- [EXERCISE TASK]: Pick out every line in the records below that contains the string "višina", and copy each one. Uppercase and lowercase letters count as different.

++++ STORED DATA

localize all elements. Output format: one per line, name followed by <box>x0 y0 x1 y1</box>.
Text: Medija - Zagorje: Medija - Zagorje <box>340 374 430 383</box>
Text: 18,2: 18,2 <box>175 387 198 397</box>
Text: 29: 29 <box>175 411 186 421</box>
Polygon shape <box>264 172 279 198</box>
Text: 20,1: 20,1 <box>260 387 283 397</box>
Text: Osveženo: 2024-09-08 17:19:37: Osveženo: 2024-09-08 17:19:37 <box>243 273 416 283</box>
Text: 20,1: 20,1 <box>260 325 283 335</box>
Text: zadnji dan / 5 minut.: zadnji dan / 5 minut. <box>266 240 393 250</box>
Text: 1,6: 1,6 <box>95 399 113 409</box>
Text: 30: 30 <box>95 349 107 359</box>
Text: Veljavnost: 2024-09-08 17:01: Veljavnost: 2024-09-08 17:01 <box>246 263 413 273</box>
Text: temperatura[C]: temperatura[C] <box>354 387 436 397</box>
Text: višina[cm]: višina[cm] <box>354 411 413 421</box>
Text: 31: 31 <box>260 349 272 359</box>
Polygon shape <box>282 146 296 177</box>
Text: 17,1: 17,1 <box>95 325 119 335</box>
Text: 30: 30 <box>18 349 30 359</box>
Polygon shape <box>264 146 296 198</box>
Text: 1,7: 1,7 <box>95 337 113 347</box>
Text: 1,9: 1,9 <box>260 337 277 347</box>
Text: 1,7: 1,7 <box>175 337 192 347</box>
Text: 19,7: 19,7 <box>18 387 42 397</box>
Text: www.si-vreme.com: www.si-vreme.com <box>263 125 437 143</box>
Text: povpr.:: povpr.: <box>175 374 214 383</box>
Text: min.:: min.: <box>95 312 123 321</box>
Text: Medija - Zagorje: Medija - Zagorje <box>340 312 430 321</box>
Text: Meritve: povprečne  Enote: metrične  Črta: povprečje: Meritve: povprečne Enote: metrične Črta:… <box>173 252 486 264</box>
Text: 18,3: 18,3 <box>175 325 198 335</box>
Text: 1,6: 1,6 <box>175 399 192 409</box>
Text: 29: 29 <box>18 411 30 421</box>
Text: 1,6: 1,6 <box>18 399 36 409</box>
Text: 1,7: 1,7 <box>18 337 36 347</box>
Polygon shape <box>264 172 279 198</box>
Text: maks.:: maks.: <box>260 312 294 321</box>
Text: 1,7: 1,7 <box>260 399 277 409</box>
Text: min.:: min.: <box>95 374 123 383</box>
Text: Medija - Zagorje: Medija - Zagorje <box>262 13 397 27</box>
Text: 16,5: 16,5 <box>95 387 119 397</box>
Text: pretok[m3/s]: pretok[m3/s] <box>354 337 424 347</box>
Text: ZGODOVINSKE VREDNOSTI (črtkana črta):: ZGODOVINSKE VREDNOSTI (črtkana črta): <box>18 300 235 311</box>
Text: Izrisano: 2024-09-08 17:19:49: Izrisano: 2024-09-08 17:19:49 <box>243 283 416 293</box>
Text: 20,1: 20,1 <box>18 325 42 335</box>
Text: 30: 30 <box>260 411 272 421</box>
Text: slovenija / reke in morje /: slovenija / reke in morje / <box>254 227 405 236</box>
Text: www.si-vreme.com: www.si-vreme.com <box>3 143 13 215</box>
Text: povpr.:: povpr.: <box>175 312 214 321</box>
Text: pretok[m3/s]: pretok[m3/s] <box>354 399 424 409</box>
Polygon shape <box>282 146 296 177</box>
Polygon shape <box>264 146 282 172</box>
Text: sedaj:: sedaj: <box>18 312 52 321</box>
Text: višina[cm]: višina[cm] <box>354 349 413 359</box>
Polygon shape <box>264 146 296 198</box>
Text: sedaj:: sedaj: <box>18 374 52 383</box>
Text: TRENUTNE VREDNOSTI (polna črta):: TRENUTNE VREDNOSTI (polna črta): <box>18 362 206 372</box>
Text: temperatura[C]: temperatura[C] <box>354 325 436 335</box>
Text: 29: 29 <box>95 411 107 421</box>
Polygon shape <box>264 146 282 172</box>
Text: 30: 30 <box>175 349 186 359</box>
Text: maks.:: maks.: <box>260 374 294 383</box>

++++++++

- [EXPECTED ANSWER]:
Text: višina[cm]: višina[cm] <box>354 411 413 421</box>
Text: višina[cm]: višina[cm] <box>354 349 413 359</box>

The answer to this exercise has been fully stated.